▶ _WHAT THE TASK ASKS_:
Every record must appear in your copy exactly as written, with no pictures.

▶ _INPUT FOR THIS TASK_:
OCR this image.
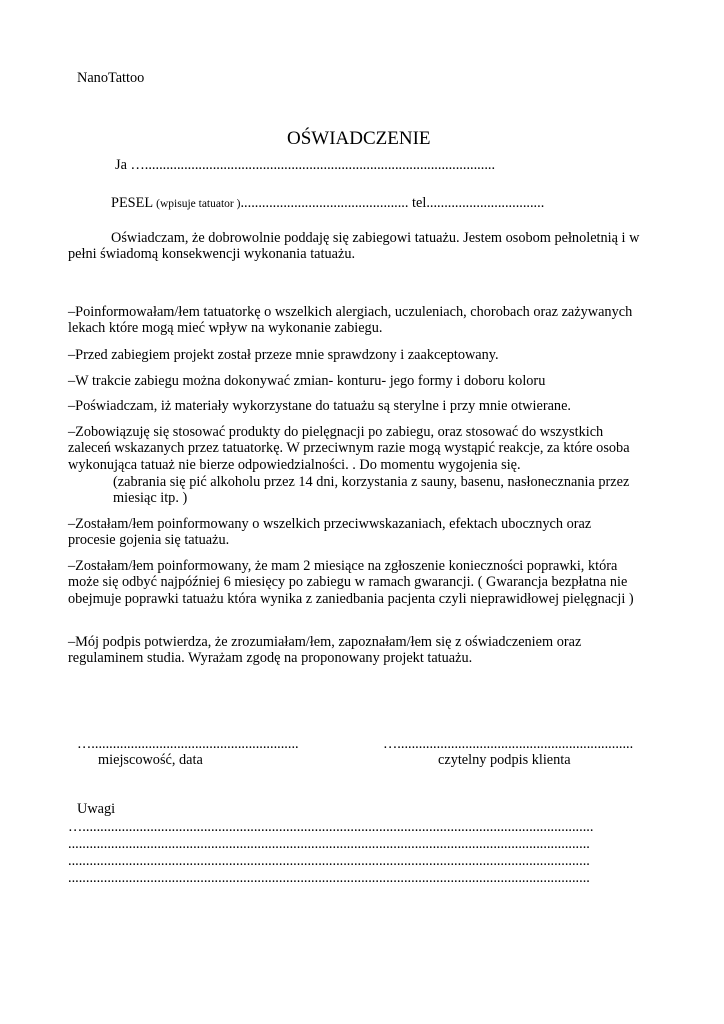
NanoTattoo
OŚWIADCZENIE
Ja …..................................................................................................
PESEL (wpisuje tatuator )............................................... tel.................................
Oświadczam, że dobrowolnie poddaję się zabiegowi tatuażu. Jestem osobom pełnoletnią i w
pełni świadomą konsekwencji wykonania tatuażu.
–Poinformowałam/łem tatuatorkę o wszelkich alergiach, uczuleniach, chorobach oraz zażywanych
lekach które mogą mieć wpływ na wykonanie zabiegu.
–Przed zabiegiem projekt został przeze mnie sprawdzony i zaakceptowany.
–W trakcie zabiegu można dokonywać zmian- konturu- jego formy i doboru koloru
–Poświadczam, iż materiały wykorzystane do tatuażu są sterylne i przy mnie otwierane.
–Zobowiązuję się stosować produkty do pielęgnacji po zabiegu, oraz stosować do wszystkich
zaleceń wskazanych przez tatuatorkę. W przeciwnym razie mogą wystąpić reakcje, za które osoba
wykonująca tatuaż nie bierze odpowiedzialności. . Do momentu wygojenia się.
(zabrania się pić alkoholu przez 14 dni, korzystania z sauny, basenu, nasłonecznania przez
miesiąc itp. )
–Zostałam/łem poinformowany o wszelkich przeciwwskazaniach, efektach ubocznych oraz
procesie gojenia się tatuażu.
–Zostałam/łem poinformowany, że mam 2 miesiące na zgłoszenie konieczności poprawki, która
może się odbyć najpóźniej 6 miesięcy po zabiegu w ramach gwarancji. ( Gwarancja bezpłatna nie
obejmuje poprawki tatuażu która wynika z zaniedbania pacjenta czyli nieprawidłowej pielęgnacji )
–Mój podpis potwierdza, że zrozumiałam/łem, zapoznałam/łem się z oświadczeniem oraz
regulaminem studia. Wyrażam zgodę na proponowany projekt tatuażu.
…..........................................................	…..................................................................
miejscowość, data	czytelny podpis klienta
Uwagi
…...............................................................................................................................................
..................................................................................................................................................
..................................................................................................................................................
..................................................................................................................................................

▶ _SOLUTION TO THE PROBLEM_:
OCR this image.
NanoTattoo
OŚWIADCZENIE
Ja …..................................................................................................
PESEL (wpisuje tatuator )............................................... tel.................................
Oświadczam, że dobrowolnie poddaję się zabiegowi tatuażu. Jestem osobom pełnoletnią i w
pełni świadomą konsekwencji wykonania tatuażu.
–Poinformowałam/łem tatuatorkę o wszelkich alergiach, uczuleniach, chorobach oraz zażywanych
lekach które mogą mieć wpływ na wykonanie zabiegu.
–Przed zabiegiem projekt został przeze mnie sprawdzony i zaakceptowany.
–W trakcie zabiegu można dokonywać zmian- konturu- jego formy i doboru koloru
–Poświadczam, iż materiały wykorzystane do tatuażu są sterylne i przy mnie otwierane.
–Zobowiązuję się stosować produkty do pielęgnacji po zabiegu, oraz stosować do wszystkich
zaleceń wskazanych przez tatuatorkę. W przeciwnym razie mogą wystąpić reakcje, za które osoba
wykonująca tatuaż nie bierze odpowiedzialności. . Do momentu wygojenia się.
(zabrania się pić alkoholu przez 14 dni, korzystania z sauny, basenu, nasłonecznania przez
miesiąc itp. )
–Zostałam/łem poinformowany o wszelkich przeciwwskazaniach, efektach ubocznych oraz
procesie gojenia się tatuażu.
–Zostałam/łem poinformowany, że mam 2 miesiące na zgłoszenie konieczności poprawki, która
może się odbyć najpóźniej 6 miesięcy po zabiegu w ramach gwarancji. ( Gwarancja bezpłatna nie
obejmuje poprawki tatuażu która wynika z zaniedbania pacjenta czyli nieprawidłowej pielęgnacji )
–Mój podpis potwierdza, że zrozumiałam/łem, zapoznałam/łem się z oświadczeniem oraz
regulaminem studia. Wyrażam zgodę na proponowany projekt tatuażu.
…..........................................................	…..................................................................
miejscowość, data	czytelny podpis klienta
Uwagi
…...............................................................................................................................................
..................................................................................................................................................
..................................................................................................................................................
..................................................................................................................................................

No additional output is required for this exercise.